** BEGIN DATA FOR THIS EXERCISE **
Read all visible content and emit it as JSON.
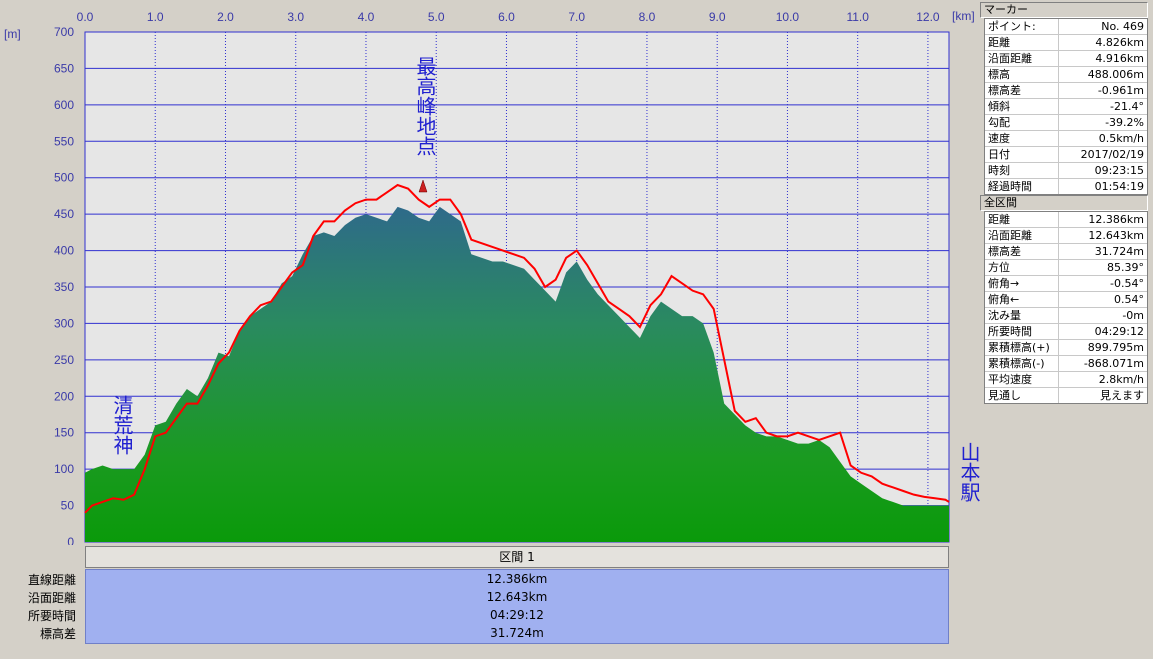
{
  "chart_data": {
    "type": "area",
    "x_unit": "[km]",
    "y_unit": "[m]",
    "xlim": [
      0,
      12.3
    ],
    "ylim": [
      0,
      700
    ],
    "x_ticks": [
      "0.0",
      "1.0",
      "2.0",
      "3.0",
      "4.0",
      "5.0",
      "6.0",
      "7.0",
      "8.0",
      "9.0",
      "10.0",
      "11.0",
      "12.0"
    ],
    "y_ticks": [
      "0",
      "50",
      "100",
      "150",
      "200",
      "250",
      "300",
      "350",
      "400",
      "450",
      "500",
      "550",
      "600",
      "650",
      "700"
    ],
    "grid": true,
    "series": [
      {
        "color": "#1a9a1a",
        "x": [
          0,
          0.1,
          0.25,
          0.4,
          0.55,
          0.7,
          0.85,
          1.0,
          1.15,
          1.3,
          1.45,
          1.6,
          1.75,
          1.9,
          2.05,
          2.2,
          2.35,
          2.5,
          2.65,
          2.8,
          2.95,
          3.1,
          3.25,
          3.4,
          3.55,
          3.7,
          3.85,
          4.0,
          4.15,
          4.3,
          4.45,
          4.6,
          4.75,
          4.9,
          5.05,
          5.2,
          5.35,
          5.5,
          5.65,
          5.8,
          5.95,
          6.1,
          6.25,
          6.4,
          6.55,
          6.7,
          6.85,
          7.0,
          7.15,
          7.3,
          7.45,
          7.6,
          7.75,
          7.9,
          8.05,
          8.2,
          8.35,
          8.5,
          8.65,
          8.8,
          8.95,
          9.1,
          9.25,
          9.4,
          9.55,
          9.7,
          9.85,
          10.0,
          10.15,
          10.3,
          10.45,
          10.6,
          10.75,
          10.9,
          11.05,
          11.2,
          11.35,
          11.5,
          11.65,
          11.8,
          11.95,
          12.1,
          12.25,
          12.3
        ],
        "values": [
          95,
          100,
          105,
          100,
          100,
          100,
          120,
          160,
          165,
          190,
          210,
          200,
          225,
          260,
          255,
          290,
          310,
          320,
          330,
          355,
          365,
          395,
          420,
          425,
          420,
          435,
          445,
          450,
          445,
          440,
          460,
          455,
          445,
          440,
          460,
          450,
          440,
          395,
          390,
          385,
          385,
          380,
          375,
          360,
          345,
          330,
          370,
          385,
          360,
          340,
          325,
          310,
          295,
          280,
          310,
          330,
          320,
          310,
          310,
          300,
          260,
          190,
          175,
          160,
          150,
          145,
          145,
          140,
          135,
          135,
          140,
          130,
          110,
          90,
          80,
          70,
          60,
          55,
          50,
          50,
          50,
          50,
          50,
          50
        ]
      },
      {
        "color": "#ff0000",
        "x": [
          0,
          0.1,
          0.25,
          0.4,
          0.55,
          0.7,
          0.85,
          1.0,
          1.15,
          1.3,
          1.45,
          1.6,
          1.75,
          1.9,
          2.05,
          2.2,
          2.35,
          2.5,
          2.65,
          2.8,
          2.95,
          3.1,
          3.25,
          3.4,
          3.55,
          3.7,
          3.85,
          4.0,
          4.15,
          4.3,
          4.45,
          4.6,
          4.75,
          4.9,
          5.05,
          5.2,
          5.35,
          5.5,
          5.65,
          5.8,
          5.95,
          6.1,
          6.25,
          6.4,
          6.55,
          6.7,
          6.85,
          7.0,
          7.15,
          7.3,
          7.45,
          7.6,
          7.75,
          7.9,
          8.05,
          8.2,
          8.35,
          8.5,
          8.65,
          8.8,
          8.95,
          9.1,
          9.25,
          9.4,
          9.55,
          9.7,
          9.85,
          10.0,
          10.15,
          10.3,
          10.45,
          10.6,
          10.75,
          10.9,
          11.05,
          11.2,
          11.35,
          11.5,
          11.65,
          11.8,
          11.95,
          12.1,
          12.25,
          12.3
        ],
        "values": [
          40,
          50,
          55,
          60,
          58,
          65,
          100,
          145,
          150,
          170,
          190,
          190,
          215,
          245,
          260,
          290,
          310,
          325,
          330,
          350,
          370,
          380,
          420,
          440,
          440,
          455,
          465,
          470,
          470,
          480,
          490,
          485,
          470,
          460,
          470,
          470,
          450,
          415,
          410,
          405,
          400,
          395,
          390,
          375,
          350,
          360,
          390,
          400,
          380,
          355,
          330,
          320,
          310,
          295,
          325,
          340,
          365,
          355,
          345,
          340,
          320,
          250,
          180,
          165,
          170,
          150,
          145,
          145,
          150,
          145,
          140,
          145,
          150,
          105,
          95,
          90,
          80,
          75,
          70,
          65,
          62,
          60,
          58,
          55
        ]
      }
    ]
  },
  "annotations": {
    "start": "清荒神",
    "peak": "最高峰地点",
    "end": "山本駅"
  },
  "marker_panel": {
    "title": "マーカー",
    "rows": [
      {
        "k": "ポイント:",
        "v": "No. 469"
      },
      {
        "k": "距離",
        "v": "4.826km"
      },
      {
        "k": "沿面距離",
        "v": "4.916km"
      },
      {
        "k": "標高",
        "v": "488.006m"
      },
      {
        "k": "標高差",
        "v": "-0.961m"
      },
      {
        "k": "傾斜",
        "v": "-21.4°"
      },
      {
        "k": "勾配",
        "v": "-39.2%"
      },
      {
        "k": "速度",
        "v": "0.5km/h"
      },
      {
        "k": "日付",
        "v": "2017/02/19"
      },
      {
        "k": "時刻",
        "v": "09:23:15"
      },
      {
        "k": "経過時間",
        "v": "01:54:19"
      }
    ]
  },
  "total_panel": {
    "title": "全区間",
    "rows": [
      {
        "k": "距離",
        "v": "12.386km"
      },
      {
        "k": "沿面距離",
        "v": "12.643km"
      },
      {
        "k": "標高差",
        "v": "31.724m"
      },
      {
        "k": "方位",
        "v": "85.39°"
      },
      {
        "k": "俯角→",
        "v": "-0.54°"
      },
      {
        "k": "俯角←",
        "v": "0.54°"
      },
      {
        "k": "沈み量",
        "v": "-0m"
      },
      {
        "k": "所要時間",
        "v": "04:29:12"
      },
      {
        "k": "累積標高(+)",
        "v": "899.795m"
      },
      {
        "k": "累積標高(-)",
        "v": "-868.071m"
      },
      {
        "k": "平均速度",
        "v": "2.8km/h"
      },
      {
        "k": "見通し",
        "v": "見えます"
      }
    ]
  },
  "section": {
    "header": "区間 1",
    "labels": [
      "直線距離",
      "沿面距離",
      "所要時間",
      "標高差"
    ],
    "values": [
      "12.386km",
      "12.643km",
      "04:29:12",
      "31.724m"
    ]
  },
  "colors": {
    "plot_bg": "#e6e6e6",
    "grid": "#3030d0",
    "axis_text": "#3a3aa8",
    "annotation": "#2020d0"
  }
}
** END DATA FOR THIS EXERCISE **
▶ [REQUIRED WORK]: All preceding records should be duplicated verbatim, images excepted.

▶ [SOLUTION TO THIS PROBLEM]:
Read all visible content and emit it as JSON.
{
  "chart_data": {
    "type": "area",
    "x_unit": "[km]",
    "y_unit": "[m]",
    "xlim": [
      0,
      12.3
    ],
    "ylim": [
      0,
      700
    ],
    "x_ticks": [
      "0.0",
      "1.0",
      "2.0",
      "3.0",
      "4.0",
      "5.0",
      "6.0",
      "7.0",
      "8.0",
      "9.0",
      "10.0",
      "11.0",
      "12.0"
    ],
    "y_ticks": [
      "0",
      "50",
      "100",
      "150",
      "200",
      "250",
      "300",
      "350",
      "400",
      "450",
      "500",
      "550",
      "600",
      "650",
      "700"
    ],
    "grid": true,
    "series": [
      {
        "color": "#1a9a1a",
        "x": [
          0,
          0.1,
          0.25,
          0.4,
          0.55,
          0.7,
          0.85,
          1.0,
          1.15,
          1.3,
          1.45,
          1.6,
          1.75,
          1.9,
          2.05,
          2.2,
          2.35,
          2.5,
          2.65,
          2.8,
          2.95,
          3.1,
          3.25,
          3.4,
          3.55,
          3.7,
          3.85,
          4.0,
          4.15,
          4.3,
          4.45,
          4.6,
          4.75,
          4.9,
          5.05,
          5.2,
          5.35,
          5.5,
          5.65,
          5.8,
          5.95,
          6.1,
          6.25,
          6.4,
          6.55,
          6.7,
          6.85,
          7.0,
          7.15,
          7.3,
          7.45,
          7.6,
          7.75,
          7.9,
          8.05,
          8.2,
          8.35,
          8.5,
          8.65,
          8.8,
          8.95,
          9.1,
          9.25,
          9.4,
          9.55,
          9.7,
          9.85,
          10.0,
          10.15,
          10.3,
          10.45,
          10.6,
          10.75,
          10.9,
          11.05,
          11.2,
          11.35,
          11.5,
          11.65,
          11.8,
          11.95,
          12.1,
          12.25,
          12.3
        ],
        "values": [
          95,
          100,
          105,
          100,
          100,
          100,
          120,
          160,
          165,
          190,
          210,
          200,
          225,
          260,
          255,
          290,
          310,
          320,
          330,
          355,
          365,
          395,
          420,
          425,
          420,
          435,
          445,
          450,
          445,
          440,
          460,
          455,
          445,
          440,
          460,
          450,
          440,
          395,
          390,
          385,
          385,
          380,
          375,
          360,
          345,
          330,
          370,
          385,
          360,
          340,
          325,
          310,
          295,
          280,
          310,
          330,
          320,
          310,
          310,
          300,
          260,
          190,
          175,
          160,
          150,
          145,
          145,
          140,
          135,
          135,
          140,
          130,
          110,
          90,
          80,
          70,
          60,
          55,
          50,
          50,
          50,
          50,
          50,
          50
        ]
      },
      {
        "color": "#ff0000",
        "x": [
          0,
          0.1,
          0.25,
          0.4,
          0.55,
          0.7,
          0.85,
          1.0,
          1.15,
          1.3,
          1.45,
          1.6,
          1.75,
          1.9,
          2.05,
          2.2,
          2.35,
          2.5,
          2.65,
          2.8,
          2.95,
          3.1,
          3.25,
          3.4,
          3.55,
          3.7,
          3.85,
          4.0,
          4.15,
          4.3,
          4.45,
          4.6,
          4.75,
          4.9,
          5.05,
          5.2,
          5.35,
          5.5,
          5.65,
          5.8,
          5.95,
          6.1,
          6.25,
          6.4,
          6.55,
          6.7,
          6.85,
          7.0,
          7.15,
          7.3,
          7.45,
          7.6,
          7.75,
          7.9,
          8.05,
          8.2,
          8.35,
          8.5,
          8.65,
          8.8,
          8.95,
          9.1,
          9.25,
          9.4,
          9.55,
          9.7,
          9.85,
          10.0,
          10.15,
          10.3,
          10.45,
          10.6,
          10.75,
          10.9,
          11.05,
          11.2,
          11.35,
          11.5,
          11.65,
          11.8,
          11.95,
          12.1,
          12.25,
          12.3
        ],
        "values": [
          40,
          50,
          55,
          60,
          58,
          65,
          100,
          145,
          150,
          170,
          190,
          190,
          215,
          245,
          260,
          290,
          310,
          325,
          330,
          350,
          370,
          380,
          420,
          440,
          440,
          455,
          465,
          470,
          470,
          480,
          490,
          485,
          470,
          460,
          470,
          470,
          450,
          415,
          410,
          405,
          400,
          395,
          390,
          375,
          350,
          360,
          390,
          400,
          380,
          355,
          330,
          320,
          310,
          295,
          325,
          340,
          365,
          355,
          345,
          340,
          320,
          250,
          180,
          165,
          170,
          150,
          145,
          145,
          150,
          145,
          140,
          145,
          150,
          105,
          95,
          90,
          80,
          75,
          70,
          65,
          62,
          60,
          58,
          55
        ]
      }
    ]
  },
  "annotations": {
    "start": "清荒神",
    "peak": "最高峰地点",
    "end": "山本駅"
  },
  "marker_panel": {
    "title": "マーカー",
    "rows": [
      {
        "k": "ポイント:",
        "v": "No. 469"
      },
      {
        "k": "距離",
        "v": "4.826km"
      },
      {
        "k": "沿面距離",
        "v": "4.916km"
      },
      {
        "k": "標高",
        "v": "488.006m"
      },
      {
        "k": "標高差",
        "v": "-0.961m"
      },
      {
        "k": "傾斜",
        "v": "-21.4°"
      },
      {
        "k": "勾配",
        "v": "-39.2%"
      },
      {
        "k": "速度",
        "v": "0.5km/h"
      },
      {
        "k": "日付",
        "v": "2017/02/19"
      },
      {
        "k": "時刻",
        "v": "09:23:15"
      },
      {
        "k": "経過時間",
        "v": "01:54:19"
      }
    ]
  },
  "total_panel": {
    "title": "全区間",
    "rows": [
      {
        "k": "距離",
        "v": "12.386km"
      },
      {
        "k": "沿面距離",
        "v": "12.643km"
      },
      {
        "k": "標高差",
        "v": "31.724m"
      },
      {
        "k": "方位",
        "v": "85.39°"
      },
      {
        "k": "俯角→",
        "v": "-0.54°"
      },
      {
        "k": "俯角←",
        "v": "0.54°"
      },
      {
        "k": "沈み量",
        "v": "-0m"
      },
      {
        "k": "所要時間",
        "v": "04:29:12"
      },
      {
        "k": "累積標高(+)",
        "v": "899.795m"
      },
      {
        "k": "累積標高(-)",
        "v": "-868.071m"
      },
      {
        "k": "平均速度",
        "v": "2.8km/h"
      },
      {
        "k": "見通し",
        "v": "見えます"
      }
    ]
  },
  "section": {
    "header": "区間 1",
    "labels": [
      "直線距離",
      "沿面距離",
      "所要時間",
      "標高差"
    ],
    "values": [
      "12.386km",
      "12.643km",
      "04:29:12",
      "31.724m"
    ]
  },
  "colors": {
    "plot_bg": "#e6e6e6",
    "grid": "#3030d0",
    "axis_text": "#3a3aa8",
    "annotation": "#2020d0"
  }
}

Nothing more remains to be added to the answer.